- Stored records
• • • • •

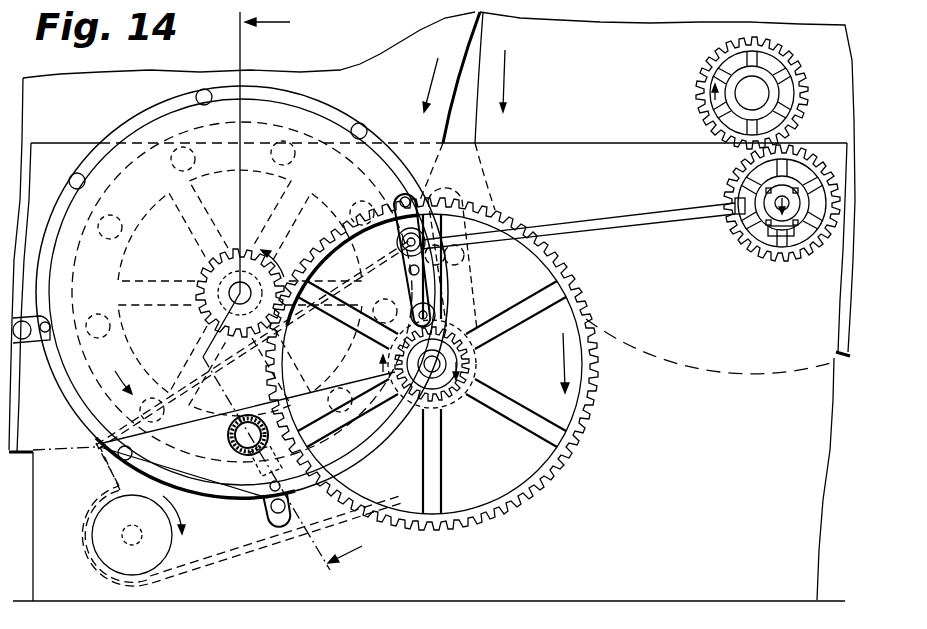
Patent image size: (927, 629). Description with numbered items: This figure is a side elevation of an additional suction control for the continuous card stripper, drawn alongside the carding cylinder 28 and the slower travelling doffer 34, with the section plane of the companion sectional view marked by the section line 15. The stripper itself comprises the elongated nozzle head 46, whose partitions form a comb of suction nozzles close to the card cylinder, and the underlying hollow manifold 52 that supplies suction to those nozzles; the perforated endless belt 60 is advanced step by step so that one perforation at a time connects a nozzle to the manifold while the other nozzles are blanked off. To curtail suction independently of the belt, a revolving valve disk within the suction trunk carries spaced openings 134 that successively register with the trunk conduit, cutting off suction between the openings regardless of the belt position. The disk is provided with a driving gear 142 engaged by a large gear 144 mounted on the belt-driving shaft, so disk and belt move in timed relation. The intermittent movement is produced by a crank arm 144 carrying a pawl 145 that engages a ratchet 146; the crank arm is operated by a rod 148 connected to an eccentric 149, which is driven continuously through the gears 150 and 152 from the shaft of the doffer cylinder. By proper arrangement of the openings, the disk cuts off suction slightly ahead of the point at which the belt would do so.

The section line 15 is at (298, 291).
The carding cylinder 28 is at (428, 106).
The doffer 34 is at (531, 111).
The nozzle head 46 is at (220, 426).
The manifold 52 is at (245, 444).
The belt 60 is at (393, 364).
The openings 134 is at (118, 184).
The driving gear 142 is at (203, 278).
The large gear 144 is at (432, 286).
The pawl 145 is at (428, 307).
The ratchet 146 is at (482, 376).
The rod 148 is at (600, 224).
The eccentric 149 is at (733, 254).
The gear 150 is at (740, 180).
The gear 152 is at (698, 90).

• • • • •

- Exercise task
Pick out each row above that contains the word "line", and copy those rows in full.

- Full answer
Patent image size: (927, 629). Description with numbered items: This figure is a side elevation of an additional suction control for the continuous card stripper, drawn alongside the carding cylinder 28 and the slower travelling doffer 34, with the section plane of the companion sectional view marked by the section line 15. The stripper itself comprises the elongated nozzle head 46, whose partitions form a comb of suction nozzles close to the card cylinder, and the underlying hollow manifold 52 that supplies suction to those nozzles; the perforated endless belt 60 is advanced step by step so that one perforation at a time connects a nozzle to the manifold while the other nozzles are blanked off. To curtail suction independently of the belt, a revolving valve disk within the suction trunk carries spaced openings 134 that successively register with the trunk conduit, cutting off suction between the openings regardless of the belt position. The disk is provided with a driving gear 142 engaged by a large gear 144 mounted on the belt-driving shaft, so disk and belt move in timed relation. The intermittent movement is produced by a crank arm 144 carrying a pawl 145 that engages a ratchet 146; the crank arm is operated by a rod 148 connected to an eccentric 149, which is driven continuously through the gears 150 and 152 from the shaft of the doffer cylinder. By proper arrangement of the openings, the disk cuts off suction slightly ahead of the point at which the belt would do so.
The section line 15 is at (298, 291).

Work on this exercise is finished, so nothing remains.